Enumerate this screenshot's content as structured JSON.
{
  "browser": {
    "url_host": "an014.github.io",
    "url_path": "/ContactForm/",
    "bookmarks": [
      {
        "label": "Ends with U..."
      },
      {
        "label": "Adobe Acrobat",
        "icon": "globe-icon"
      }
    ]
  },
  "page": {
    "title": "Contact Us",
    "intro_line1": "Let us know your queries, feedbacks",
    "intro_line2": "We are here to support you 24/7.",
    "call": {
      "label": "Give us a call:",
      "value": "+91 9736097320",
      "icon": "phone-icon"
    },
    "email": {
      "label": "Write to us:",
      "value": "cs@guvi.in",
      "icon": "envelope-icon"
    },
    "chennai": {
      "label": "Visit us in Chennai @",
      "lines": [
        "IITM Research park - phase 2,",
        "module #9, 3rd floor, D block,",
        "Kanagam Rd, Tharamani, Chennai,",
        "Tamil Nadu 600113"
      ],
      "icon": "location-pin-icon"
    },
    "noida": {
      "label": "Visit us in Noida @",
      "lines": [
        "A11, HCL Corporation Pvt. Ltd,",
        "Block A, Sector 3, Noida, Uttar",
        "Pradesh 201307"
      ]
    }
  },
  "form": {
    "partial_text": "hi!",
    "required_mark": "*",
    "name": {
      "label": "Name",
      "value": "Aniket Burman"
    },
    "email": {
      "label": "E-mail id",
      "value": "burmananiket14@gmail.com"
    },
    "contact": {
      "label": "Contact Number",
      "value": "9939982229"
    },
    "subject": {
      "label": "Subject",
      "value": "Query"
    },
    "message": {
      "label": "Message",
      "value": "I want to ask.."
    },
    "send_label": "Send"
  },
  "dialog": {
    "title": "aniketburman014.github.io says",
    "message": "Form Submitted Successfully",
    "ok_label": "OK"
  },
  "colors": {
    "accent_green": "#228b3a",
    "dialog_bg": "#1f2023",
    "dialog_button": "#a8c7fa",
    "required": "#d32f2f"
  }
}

- - - - -

→ PROBLEM: Work out how many lines in the records above contain the word "github", and give only that number.

→ EXERCISE SOLUTION: 2